### Task prompt
Within the listing below, locate all lines containing the word "أنظر". Copy each one.

[Saved data entries]

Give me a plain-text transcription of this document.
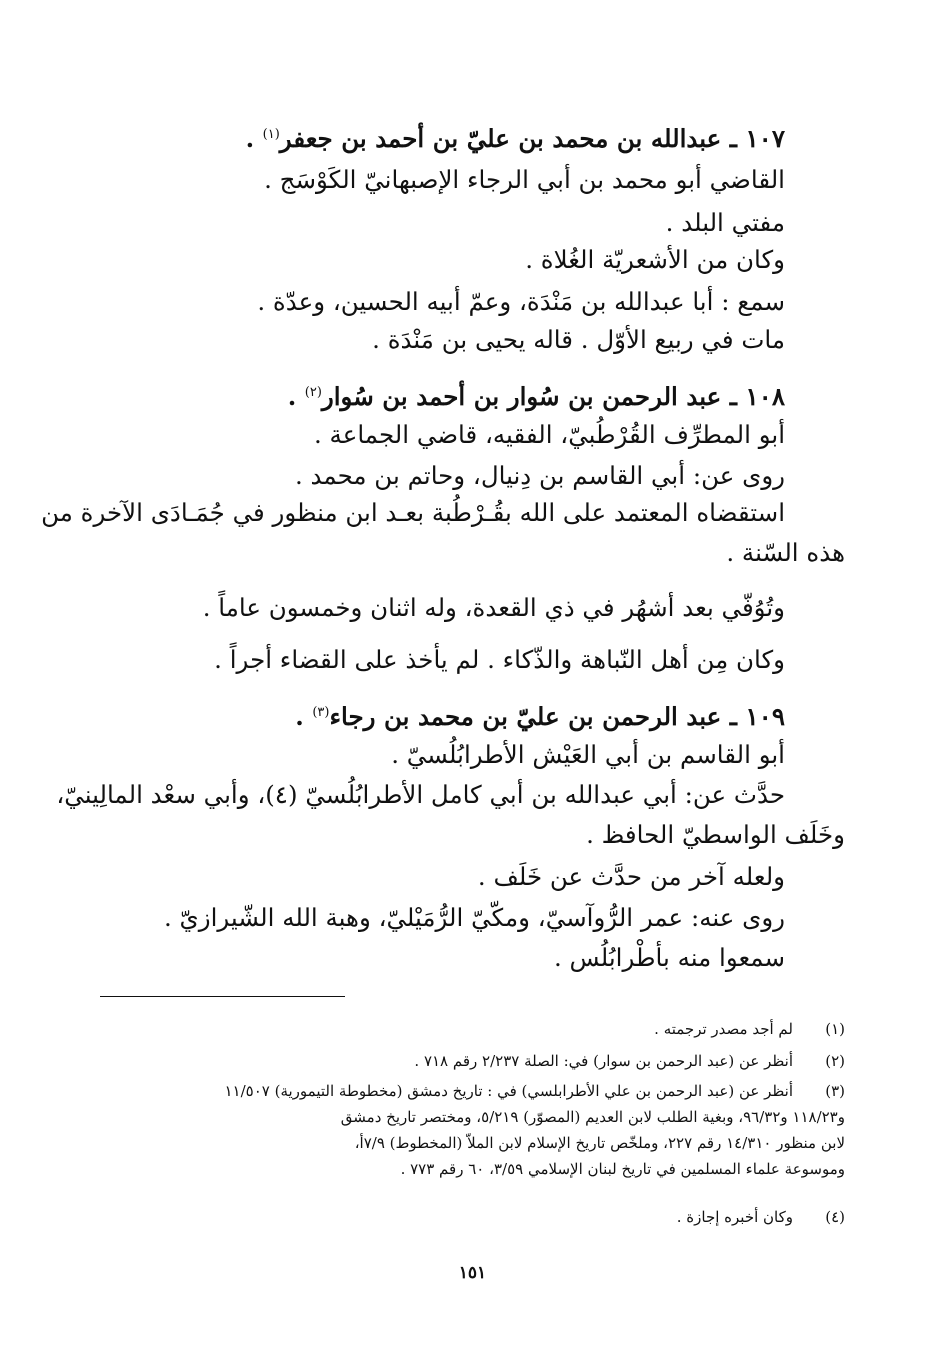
١٠٧ ـ عبدالله بن محمد بن عليّ بن أحمد بن جعفر$^{(١)}$ .
القاضي أبو محمد بن أبي الرجاء الإصبهانيّ الكَوْسَج .
مفتي البلد .
وكان من الأشعريّة الغُلاة .
سمع : أبا عبدالله بن مَنْدَة، وعمّ أبيه الحسين، وعدّة .
مات في ربيع الأوّل . قاله يحيى بن مَنْدَة .
١٠٨ ـ عبد الرحمن بن سُوار بن أحمد بن سُوار$^{(٢)}$ .
أبو المطرِّف القُرْطُبيّ، الفقيه، قاضي الجماعة .
روى عن: أبي القاسم بن دِنيال، وحاتم بن محمد .
استقضاه المعتمد على الله بقُـرْطُبة بعـد ابن منظور في جُمَـادَى الآخرة من
هذه السّنة .
وتُوُفّي بعد أشهُر في ذي القعدة، وله اثنان وخمسون عاماً .
وكان مِن أهل النّباهة والذّكاء . لم يأخذ على القضاء أجراً .
١٠٩ ـ عبد الرحمن بن عليّ بن محمد بن رجاء$^{(٣)}$ .
أبو القاسم بن أبي العَيْش الأطرابُلُسيّ .
حدَّث عن: أبي عبدالله بن أبي كامل الأطرابُلُسيّ (٤)، وأبي سعْد المالِينيّ،
وخَلَف الواسطيّ الحافظ .
ولعله آخر من حدَّث عن خَلَف .
روى عنه: عمر الرُّوآسيّ، ومكّيّ الرُّمَيْليّ، وهبة الله الشّيرازيّ .
سمعوا منه بأطْرابُلُس .
(١)
لم أجد مصدر ترجمته .
(٢)
أنظر عن (عبد الرحمن بن سوار) في: الصلة ٢/٢٣٧ رقم ٧١٨ .
(٣)
أنظر عن (عبد الرحمن بن علي الأطرابلسي) في : تاريخ دمشق (مخطوطة التيمورية) ١١/٥٠٧
و١١٨/٢٣ و٩٦/٣٢، وبغية الطلب لابن العديم (المصوّر) ٥/٢١٩، ومختصر تاريخ دمشق
لابن منظور ١٤/٣١٠ رقم ٢٢٧، وملخّص تاريخ الإسلام لابن الملاّ (المخطوط) ٧/٩أ،
وموسوعة علماء المسلمين في تاريخ لبنان الإسلامي ٣/٥٩، ٦٠ رقم ٧٧٣ .
(٤)
وكان أخبره إجازة .
١٥١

### The output
أنظر عن (عبد الرحمن بن سوار) في: الصلة ٢/٢٣٧ رقم ٧١٨ .
أنظر عن (عبد الرحمن بن علي الأطرابلسي) في : تاريخ دمشق (مخطوطة التيمورية) ١١/٥٠٧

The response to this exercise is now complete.